# Problem to work on:
Identify and reproduce every line holding the string "Best".

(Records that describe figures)

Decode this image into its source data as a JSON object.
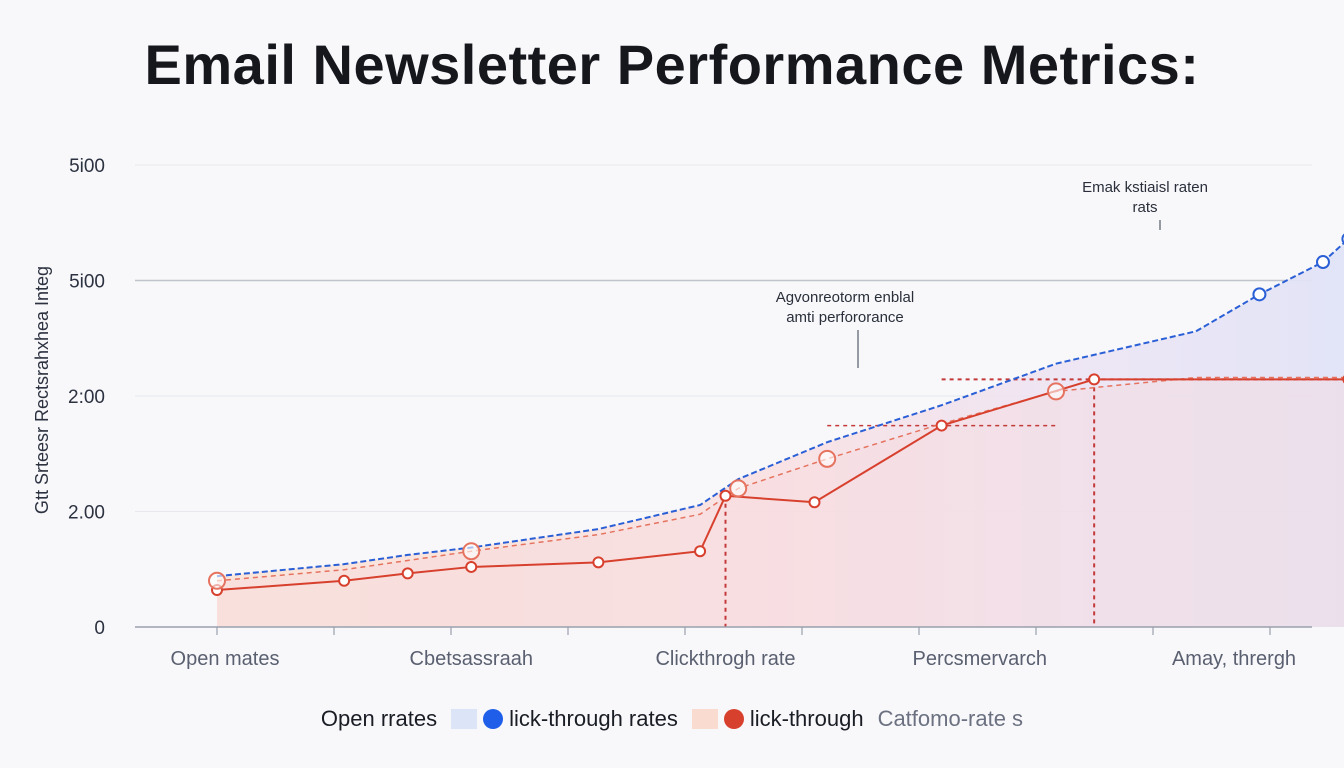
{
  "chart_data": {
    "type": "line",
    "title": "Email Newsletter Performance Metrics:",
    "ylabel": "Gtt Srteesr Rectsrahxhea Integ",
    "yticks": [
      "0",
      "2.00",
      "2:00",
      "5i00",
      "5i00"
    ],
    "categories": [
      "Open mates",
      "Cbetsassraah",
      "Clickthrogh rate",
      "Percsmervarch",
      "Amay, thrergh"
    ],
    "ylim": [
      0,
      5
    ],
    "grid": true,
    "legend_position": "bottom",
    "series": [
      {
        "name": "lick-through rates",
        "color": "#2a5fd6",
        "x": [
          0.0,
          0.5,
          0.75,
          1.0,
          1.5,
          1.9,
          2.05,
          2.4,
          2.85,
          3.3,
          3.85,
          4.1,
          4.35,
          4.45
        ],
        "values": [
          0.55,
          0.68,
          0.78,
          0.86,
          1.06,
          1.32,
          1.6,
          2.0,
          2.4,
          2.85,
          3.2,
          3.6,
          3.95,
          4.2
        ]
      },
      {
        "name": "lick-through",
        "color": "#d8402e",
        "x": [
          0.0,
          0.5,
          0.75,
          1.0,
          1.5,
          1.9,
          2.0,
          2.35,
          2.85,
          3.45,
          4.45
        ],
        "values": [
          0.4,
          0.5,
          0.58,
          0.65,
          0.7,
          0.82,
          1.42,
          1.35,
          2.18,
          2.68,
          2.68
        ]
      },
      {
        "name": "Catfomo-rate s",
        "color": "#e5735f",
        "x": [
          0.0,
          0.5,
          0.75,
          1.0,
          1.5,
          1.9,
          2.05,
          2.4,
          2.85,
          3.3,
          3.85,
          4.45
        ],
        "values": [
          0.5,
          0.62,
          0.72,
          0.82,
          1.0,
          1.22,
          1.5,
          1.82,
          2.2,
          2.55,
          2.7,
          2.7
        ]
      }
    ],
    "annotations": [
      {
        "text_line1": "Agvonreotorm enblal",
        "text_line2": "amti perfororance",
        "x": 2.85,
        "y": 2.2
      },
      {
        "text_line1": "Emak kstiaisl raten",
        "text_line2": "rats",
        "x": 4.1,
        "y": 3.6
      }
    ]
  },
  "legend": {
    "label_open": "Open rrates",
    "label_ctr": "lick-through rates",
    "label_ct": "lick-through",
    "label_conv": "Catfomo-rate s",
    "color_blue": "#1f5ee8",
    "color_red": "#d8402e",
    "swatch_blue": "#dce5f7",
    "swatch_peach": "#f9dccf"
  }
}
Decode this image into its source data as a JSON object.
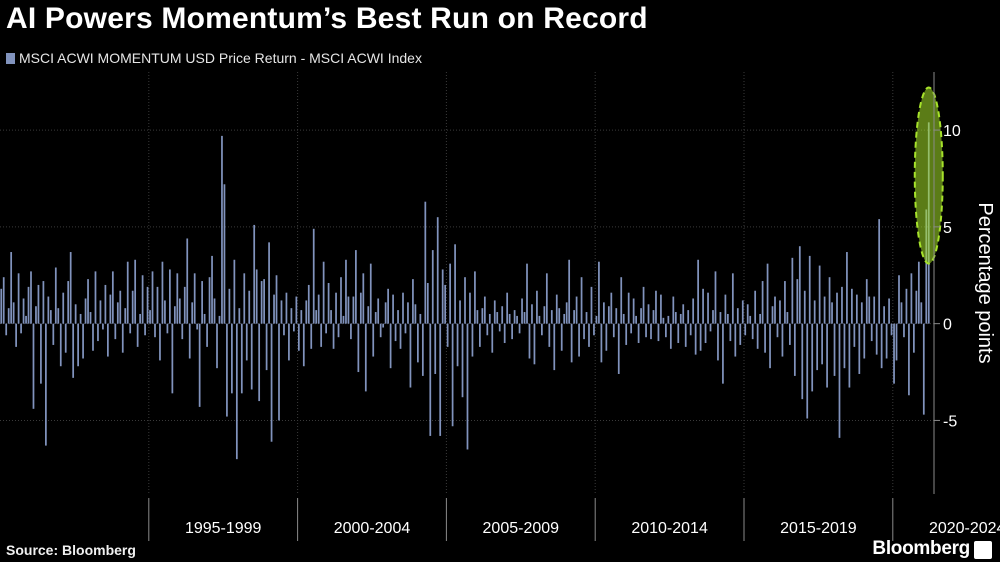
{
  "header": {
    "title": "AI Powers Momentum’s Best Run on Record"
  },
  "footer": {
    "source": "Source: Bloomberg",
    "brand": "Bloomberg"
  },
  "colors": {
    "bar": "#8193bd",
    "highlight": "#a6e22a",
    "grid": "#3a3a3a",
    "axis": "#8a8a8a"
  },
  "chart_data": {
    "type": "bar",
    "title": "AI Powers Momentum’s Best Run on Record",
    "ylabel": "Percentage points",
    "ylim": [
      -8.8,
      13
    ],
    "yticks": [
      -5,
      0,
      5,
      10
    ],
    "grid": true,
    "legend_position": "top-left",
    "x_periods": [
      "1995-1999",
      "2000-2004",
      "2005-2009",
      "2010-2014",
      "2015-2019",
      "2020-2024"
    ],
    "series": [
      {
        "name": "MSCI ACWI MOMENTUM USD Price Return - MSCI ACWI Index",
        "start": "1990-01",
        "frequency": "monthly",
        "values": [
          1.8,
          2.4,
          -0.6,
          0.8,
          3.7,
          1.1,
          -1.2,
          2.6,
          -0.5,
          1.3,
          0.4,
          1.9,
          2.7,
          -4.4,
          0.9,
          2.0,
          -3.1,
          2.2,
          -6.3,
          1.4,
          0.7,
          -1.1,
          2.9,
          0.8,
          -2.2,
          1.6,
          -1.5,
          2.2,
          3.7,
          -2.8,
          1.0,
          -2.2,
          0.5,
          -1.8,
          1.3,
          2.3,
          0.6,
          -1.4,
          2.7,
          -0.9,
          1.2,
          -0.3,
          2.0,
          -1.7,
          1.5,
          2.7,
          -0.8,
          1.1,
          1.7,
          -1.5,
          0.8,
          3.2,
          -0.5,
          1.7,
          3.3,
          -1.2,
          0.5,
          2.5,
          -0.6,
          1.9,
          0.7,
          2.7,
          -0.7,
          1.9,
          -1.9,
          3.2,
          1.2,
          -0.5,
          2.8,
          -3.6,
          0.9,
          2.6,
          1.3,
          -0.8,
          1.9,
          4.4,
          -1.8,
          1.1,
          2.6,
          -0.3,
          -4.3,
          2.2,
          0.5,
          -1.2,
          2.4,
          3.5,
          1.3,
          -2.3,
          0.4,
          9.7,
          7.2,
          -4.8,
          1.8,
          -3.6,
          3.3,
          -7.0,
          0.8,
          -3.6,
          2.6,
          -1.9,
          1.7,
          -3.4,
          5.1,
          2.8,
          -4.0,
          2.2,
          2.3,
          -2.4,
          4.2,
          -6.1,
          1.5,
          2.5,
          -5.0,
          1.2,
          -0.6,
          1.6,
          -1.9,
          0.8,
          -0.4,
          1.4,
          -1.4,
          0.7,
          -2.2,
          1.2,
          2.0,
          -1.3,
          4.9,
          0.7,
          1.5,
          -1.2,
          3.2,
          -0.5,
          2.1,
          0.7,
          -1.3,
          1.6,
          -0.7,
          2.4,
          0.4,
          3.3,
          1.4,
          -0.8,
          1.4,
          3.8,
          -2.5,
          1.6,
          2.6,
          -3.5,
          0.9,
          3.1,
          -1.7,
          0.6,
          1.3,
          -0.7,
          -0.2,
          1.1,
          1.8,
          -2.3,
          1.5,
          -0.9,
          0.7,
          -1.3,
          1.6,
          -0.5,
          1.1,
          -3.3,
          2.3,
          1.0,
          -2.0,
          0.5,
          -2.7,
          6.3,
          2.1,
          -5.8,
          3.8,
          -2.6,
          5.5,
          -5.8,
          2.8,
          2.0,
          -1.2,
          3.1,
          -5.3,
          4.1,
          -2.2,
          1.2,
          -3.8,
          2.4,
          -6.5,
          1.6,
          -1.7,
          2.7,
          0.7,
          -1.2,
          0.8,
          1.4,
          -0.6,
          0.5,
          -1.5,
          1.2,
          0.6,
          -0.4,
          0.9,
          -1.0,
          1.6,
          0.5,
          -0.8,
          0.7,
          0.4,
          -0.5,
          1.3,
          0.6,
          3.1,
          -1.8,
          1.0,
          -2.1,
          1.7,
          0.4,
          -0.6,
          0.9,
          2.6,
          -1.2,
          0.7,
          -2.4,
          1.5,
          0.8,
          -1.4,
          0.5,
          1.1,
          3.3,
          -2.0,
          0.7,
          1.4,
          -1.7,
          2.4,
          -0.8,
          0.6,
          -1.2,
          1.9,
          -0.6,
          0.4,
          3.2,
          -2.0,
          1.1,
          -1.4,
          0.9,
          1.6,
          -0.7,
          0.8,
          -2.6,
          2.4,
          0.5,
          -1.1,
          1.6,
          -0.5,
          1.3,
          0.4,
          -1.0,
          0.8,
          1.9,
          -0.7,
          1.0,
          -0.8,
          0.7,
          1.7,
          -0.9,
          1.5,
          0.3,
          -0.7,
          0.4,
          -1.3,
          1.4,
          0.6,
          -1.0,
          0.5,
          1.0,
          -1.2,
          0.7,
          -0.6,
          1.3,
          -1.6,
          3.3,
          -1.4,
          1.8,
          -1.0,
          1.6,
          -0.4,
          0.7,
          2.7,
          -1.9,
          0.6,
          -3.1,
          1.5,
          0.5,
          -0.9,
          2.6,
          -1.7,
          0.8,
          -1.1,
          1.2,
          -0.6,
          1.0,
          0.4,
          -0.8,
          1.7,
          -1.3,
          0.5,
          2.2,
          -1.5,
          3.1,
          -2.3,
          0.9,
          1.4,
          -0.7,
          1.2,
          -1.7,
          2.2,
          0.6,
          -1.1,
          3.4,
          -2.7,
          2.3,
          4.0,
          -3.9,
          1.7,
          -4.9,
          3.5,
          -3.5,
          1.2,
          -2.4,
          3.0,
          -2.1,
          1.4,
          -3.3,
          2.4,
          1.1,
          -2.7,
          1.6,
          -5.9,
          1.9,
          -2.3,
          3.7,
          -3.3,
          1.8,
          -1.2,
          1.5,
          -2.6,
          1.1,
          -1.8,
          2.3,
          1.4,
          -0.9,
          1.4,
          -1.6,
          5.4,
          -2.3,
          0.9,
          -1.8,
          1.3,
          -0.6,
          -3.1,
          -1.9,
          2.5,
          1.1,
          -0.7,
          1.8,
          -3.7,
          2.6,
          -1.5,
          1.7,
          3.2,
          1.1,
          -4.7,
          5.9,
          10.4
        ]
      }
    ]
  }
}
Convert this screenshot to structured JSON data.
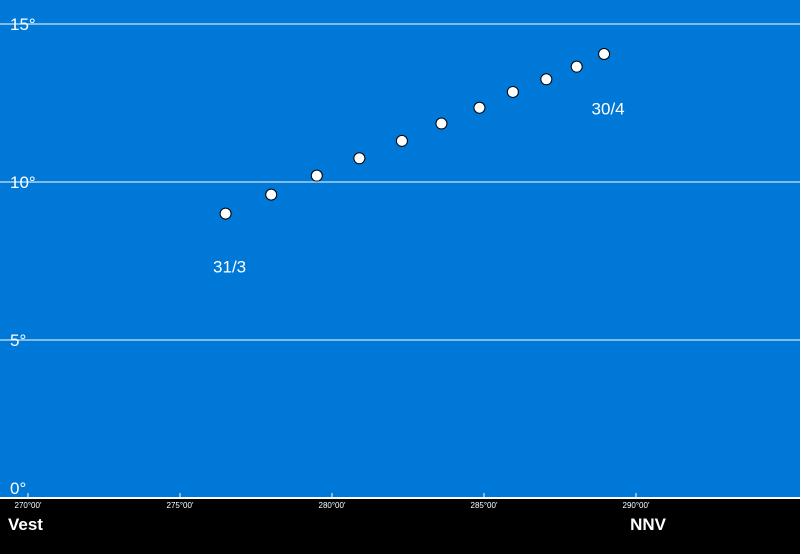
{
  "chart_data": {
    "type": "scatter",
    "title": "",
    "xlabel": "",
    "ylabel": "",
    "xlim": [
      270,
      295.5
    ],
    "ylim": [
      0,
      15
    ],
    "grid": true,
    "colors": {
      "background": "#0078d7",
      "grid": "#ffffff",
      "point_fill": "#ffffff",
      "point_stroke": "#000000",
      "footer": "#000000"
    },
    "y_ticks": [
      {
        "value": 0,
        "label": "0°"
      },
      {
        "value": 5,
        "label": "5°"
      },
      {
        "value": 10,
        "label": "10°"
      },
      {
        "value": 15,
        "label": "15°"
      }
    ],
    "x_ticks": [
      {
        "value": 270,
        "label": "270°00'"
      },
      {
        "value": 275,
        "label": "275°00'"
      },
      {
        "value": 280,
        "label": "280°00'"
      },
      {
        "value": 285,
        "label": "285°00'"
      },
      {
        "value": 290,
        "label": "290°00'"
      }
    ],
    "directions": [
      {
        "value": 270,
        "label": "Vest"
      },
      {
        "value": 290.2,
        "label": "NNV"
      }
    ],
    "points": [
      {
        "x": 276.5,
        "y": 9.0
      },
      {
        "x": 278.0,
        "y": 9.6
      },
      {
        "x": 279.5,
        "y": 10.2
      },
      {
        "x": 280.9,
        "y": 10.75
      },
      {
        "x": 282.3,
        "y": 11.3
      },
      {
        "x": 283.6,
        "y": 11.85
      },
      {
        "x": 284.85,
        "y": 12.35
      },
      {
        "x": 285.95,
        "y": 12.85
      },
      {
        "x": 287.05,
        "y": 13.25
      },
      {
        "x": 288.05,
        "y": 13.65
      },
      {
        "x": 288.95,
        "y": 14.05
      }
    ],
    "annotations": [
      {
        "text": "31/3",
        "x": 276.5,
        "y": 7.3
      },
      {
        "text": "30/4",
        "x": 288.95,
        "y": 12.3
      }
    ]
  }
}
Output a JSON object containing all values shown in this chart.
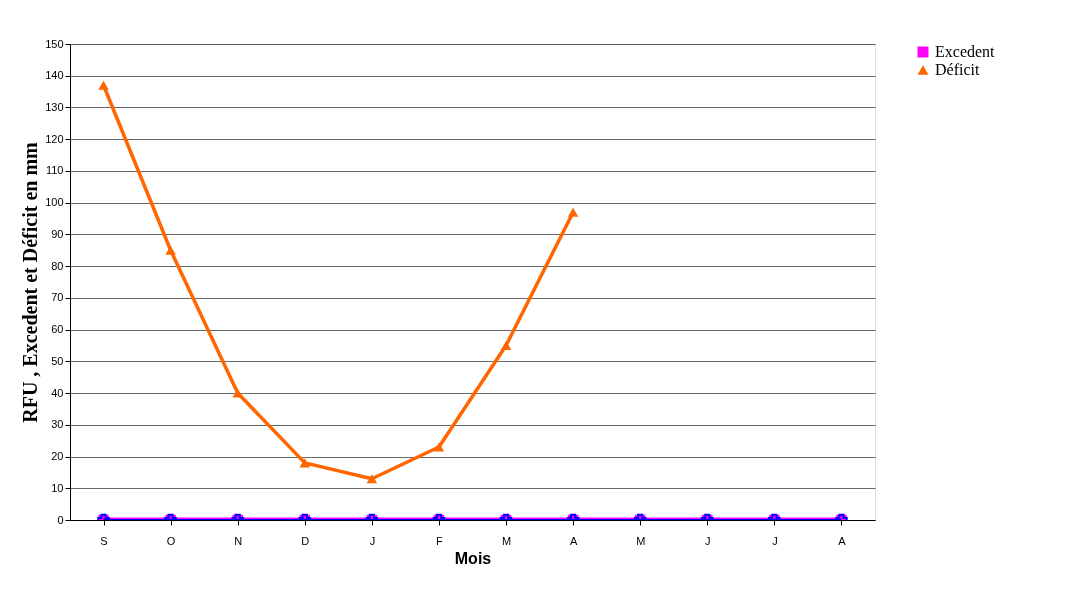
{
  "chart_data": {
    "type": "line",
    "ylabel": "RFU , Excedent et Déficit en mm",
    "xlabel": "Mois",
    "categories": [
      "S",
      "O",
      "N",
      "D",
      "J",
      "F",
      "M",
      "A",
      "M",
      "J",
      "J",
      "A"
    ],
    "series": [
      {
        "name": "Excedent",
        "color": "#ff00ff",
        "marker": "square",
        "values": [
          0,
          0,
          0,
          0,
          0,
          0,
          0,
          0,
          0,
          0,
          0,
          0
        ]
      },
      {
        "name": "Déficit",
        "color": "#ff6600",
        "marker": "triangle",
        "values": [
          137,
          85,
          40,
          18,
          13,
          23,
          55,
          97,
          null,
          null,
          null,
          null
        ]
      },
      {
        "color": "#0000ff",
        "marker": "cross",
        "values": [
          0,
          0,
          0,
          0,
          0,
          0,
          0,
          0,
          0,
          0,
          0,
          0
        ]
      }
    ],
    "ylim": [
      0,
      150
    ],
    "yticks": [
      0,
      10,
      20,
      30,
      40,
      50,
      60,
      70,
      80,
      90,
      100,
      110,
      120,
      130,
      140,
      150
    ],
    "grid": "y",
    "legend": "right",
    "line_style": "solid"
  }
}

# Result:
    "title": "AI Powers Momentum’s Best Run on Record"
    "title": "AI Powers Momentum’s Best Run on Record",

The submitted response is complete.